DIRECTION ▸ Locate the lines where "JSON" occurs and copy them as they stand.

##### DATA SUPPLIED

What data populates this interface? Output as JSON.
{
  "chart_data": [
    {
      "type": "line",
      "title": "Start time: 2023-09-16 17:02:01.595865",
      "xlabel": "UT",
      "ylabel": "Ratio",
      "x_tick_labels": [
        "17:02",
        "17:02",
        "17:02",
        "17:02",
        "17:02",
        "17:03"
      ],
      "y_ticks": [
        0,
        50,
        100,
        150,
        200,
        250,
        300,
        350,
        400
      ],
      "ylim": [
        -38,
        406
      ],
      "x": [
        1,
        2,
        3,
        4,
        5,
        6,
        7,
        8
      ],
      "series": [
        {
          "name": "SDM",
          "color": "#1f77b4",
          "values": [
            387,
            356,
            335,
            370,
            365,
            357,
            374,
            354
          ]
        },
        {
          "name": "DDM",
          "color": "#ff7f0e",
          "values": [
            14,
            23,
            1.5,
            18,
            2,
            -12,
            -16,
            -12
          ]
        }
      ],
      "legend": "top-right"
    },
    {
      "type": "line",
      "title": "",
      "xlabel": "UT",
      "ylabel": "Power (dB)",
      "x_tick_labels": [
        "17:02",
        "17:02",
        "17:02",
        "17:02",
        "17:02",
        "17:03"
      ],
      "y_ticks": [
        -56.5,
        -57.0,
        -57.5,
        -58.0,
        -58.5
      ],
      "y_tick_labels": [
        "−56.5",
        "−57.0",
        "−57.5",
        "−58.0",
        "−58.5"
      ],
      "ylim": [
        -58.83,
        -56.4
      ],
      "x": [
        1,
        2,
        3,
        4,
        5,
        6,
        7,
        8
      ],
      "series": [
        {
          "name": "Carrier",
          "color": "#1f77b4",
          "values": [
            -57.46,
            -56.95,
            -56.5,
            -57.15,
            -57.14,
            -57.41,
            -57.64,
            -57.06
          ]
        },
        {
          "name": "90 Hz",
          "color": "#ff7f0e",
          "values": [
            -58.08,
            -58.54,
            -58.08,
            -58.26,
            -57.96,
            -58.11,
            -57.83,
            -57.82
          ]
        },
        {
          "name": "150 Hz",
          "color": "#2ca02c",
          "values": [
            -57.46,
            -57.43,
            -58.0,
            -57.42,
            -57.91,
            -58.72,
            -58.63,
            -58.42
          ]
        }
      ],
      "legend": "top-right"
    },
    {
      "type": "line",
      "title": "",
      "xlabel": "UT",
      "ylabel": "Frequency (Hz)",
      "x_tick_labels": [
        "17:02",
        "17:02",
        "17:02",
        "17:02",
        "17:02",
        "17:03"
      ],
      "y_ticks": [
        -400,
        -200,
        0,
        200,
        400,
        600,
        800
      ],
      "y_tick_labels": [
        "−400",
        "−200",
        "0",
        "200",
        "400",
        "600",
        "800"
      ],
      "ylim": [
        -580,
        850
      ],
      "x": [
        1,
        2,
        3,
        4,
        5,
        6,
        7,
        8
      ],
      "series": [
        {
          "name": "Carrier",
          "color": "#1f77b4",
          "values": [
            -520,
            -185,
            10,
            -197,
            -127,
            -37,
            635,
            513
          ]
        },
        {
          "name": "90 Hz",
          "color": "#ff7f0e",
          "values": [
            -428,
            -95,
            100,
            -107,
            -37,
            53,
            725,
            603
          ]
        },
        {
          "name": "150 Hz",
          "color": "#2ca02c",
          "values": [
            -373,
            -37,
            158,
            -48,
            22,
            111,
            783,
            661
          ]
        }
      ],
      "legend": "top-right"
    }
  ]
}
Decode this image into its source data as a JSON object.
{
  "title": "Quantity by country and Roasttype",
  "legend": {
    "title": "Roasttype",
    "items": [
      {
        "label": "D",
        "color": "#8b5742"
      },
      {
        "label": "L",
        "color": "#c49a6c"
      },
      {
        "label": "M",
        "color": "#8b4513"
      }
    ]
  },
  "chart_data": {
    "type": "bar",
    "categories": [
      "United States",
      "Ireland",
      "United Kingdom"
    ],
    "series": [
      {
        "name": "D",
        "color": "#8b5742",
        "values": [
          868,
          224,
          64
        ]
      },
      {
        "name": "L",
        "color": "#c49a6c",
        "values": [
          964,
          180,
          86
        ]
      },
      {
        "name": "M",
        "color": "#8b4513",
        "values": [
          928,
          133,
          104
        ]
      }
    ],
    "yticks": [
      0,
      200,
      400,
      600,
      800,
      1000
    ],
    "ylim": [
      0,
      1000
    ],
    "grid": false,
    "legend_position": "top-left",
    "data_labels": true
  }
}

##########

ANSWER TO THIS EXERCISE ▸
What data populates this interface? Output as JSON.
Decode this image into its source data as a JSON object.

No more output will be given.